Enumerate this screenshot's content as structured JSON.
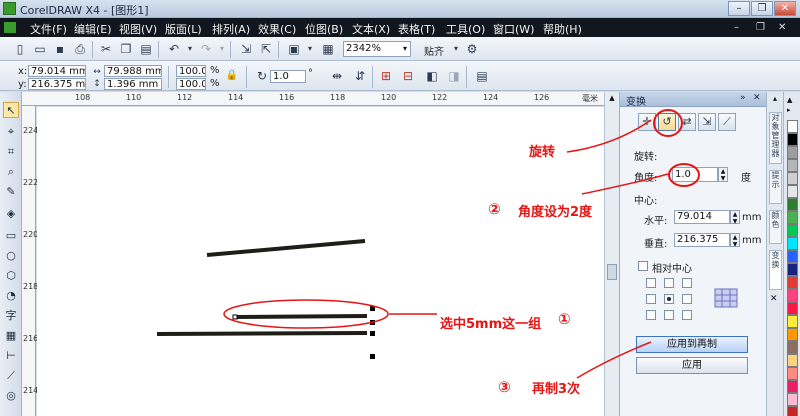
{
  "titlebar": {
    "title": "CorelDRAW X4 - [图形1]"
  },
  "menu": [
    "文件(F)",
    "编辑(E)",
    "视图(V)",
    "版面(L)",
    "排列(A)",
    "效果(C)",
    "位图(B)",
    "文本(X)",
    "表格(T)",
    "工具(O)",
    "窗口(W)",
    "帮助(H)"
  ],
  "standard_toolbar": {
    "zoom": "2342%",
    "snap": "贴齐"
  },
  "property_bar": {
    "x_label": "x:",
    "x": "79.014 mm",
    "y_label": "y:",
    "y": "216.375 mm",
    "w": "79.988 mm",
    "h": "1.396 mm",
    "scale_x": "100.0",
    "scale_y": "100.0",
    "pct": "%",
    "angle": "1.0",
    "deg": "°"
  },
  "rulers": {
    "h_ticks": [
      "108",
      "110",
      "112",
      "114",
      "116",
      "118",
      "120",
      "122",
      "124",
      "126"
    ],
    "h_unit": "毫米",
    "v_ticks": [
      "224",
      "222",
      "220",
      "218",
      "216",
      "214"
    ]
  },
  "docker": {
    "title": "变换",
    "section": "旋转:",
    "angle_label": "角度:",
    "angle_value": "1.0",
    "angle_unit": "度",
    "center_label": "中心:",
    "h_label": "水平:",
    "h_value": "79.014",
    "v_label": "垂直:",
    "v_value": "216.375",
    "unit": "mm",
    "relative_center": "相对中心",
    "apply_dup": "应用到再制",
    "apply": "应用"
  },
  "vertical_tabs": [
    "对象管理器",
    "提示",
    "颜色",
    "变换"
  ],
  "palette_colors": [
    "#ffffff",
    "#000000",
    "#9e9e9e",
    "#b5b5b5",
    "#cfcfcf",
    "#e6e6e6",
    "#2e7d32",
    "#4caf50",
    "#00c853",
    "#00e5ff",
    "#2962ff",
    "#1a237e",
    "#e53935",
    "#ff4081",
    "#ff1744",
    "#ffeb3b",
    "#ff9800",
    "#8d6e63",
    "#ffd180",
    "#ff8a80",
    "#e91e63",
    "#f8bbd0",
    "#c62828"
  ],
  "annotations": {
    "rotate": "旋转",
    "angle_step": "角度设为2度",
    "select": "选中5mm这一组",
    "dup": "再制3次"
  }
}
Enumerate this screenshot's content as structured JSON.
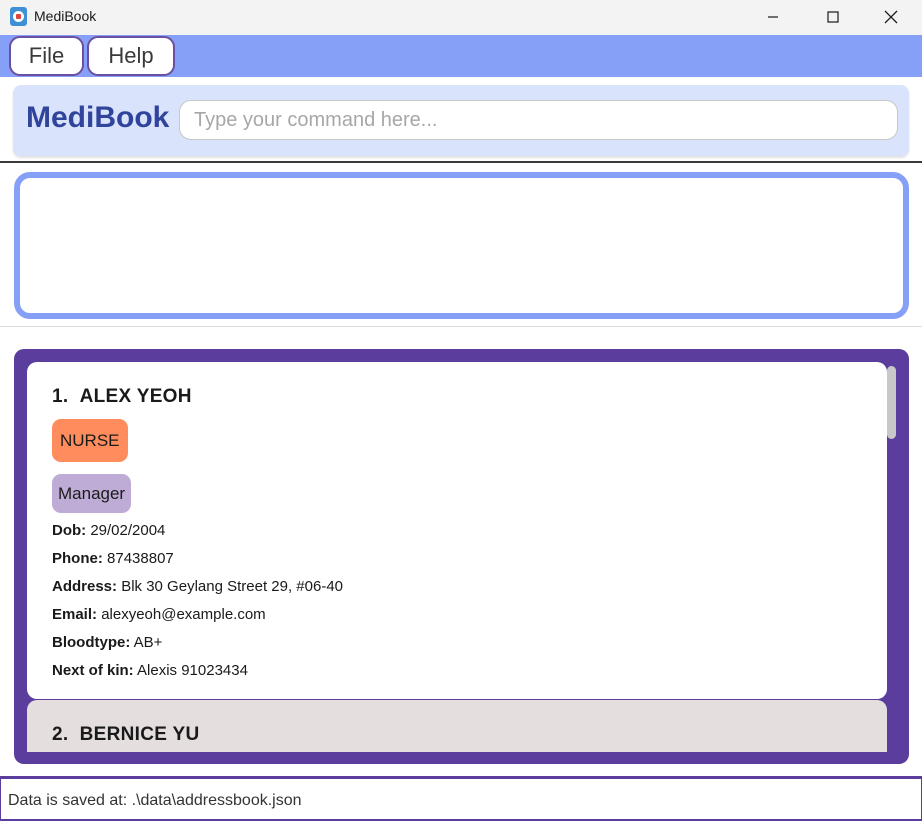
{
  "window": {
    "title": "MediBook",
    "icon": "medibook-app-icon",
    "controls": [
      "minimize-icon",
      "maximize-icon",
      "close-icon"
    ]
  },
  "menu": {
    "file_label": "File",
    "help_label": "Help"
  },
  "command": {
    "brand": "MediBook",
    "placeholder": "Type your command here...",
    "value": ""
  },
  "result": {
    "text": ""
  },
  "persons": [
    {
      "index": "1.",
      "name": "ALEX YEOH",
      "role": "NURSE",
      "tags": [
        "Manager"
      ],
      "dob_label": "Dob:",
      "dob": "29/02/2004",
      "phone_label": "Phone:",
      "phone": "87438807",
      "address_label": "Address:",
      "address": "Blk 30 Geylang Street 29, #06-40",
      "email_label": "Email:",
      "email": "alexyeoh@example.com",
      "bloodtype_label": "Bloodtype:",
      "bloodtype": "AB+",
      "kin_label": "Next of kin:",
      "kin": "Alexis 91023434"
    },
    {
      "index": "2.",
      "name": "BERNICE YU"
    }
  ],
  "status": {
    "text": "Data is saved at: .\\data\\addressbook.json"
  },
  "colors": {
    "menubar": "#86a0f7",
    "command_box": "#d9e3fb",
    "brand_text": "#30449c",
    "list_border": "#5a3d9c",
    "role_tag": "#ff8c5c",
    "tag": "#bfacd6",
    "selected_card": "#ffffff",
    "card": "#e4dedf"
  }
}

TASK DIRECTIONS: Pictures in the records above are left out; print everything else exactly as written.

SOLVED PROBLEM:
Enumerate this screenshot's content as structured JSON.
{
  "titlebar": {
    "title": "CorelDRAW X4 - [图形1]"
  },
  "menu": [
    "文件(F)",
    "编辑(E)",
    "视图(V)",
    "版面(L)",
    "排列(A)",
    "效果(C)",
    "位图(B)",
    "文本(X)",
    "表格(T)",
    "工具(O)",
    "窗口(W)",
    "帮助(H)"
  ],
  "standard_toolbar": {
    "zoom": "2342%",
    "snap": "贴齐"
  },
  "property_bar": {
    "x_label": "x:",
    "x": "79.014 mm",
    "y_label": "y:",
    "y": "216.375 mm",
    "w": "79.988 mm",
    "h": "1.396 mm",
    "scale_x": "100.0",
    "scale_y": "100.0",
    "pct": "%",
    "angle": "1.0",
    "deg": "°"
  },
  "rulers": {
    "h_ticks": [
      "108",
      "110",
      "112",
      "114",
      "116",
      "118",
      "120",
      "122",
      "124",
      "126"
    ],
    "h_unit": "毫米",
    "v_ticks": [
      "224",
      "222",
      "220",
      "218",
      "216",
      "214"
    ]
  },
  "docker": {
    "title": "变换",
    "section": "旋转:",
    "angle_label": "角度:",
    "angle_value": "1.0",
    "angle_unit": "度",
    "center_label": "中心:",
    "h_label": "水平:",
    "h_value": "79.014",
    "v_label": "垂直:",
    "v_value": "216.375",
    "unit": "mm",
    "relative_center": "相对中心",
    "apply_dup": "应用到再制",
    "apply": "应用"
  },
  "vertical_tabs": [
    "对象管理器",
    "提示",
    "颜色",
    "变换"
  ],
  "palette_colors": [
    "#ffffff",
    "#000000",
    "#9e9e9e",
    "#b5b5b5",
    "#cfcfcf",
    "#e6e6e6",
    "#2e7d32",
    "#4caf50",
    "#00c853",
    "#00e5ff",
    "#2962ff",
    "#1a237e",
    "#e53935",
    "#ff4081",
    "#ff1744",
    "#ffeb3b",
    "#ff9800",
    "#8d6e63",
    "#ffd180",
    "#ff8a80",
    "#e91e63",
    "#f8bbd0",
    "#c62828"
  ],
  "annotations": {
    "rotate": "旋转",
    "angle_step": "角度设为2度",
    "select": "选中5mm这一组",
    "dup": "再制3次"
  }
}
Enumerate this screenshot's content as structured JSON.
{
  "window": {
    "title": "MediBook",
    "icon": "medibook-app-icon",
    "controls": [
      "minimize-icon",
      "maximize-icon",
      "close-icon"
    ]
  },
  "menu": {
    "file_label": "File",
    "help_label": "Help"
  },
  "command": {
    "brand": "MediBook",
    "placeholder": "Type your command here...",
    "value": ""
  },
  "result": {
    "text": ""
  },
  "persons": [
    {
      "index": "1.",
      "name": "ALEX YEOH",
      "role": "NURSE",
      "tags": [
        "Manager"
      ],
      "dob_label": "Dob:",
      "dob": "29/02/2004",
      "phone_label": "Phone:",
      "phone": "87438807",
      "address_label": "Address:",
      "address": "Blk 30 Geylang Street 29, #06-40",
      "email_label": "Email:",
      "email": "alexyeoh@example.com",
      "bloodtype_label": "Bloodtype:",
      "bloodtype": "AB+",
      "kin_label": "Next of kin:",
      "kin": "Alexis 91023434"
    },
    {
      "index": "2.",
      "name": "BERNICE YU"
    }
  ],
  "status": {
    "text": "Data is saved at: .\\data\\addressbook.json"
  },
  "colors": {
    "menubar": "#86a0f7",
    "command_box": "#d9e3fb",
    "brand_text": "#30449c",
    "list_border": "#5a3d9c",
    "role_tag": "#ff8c5c",
    "tag": "#bfacd6",
    "selected_card": "#ffffff",
    "card": "#e4dedf"
  }
}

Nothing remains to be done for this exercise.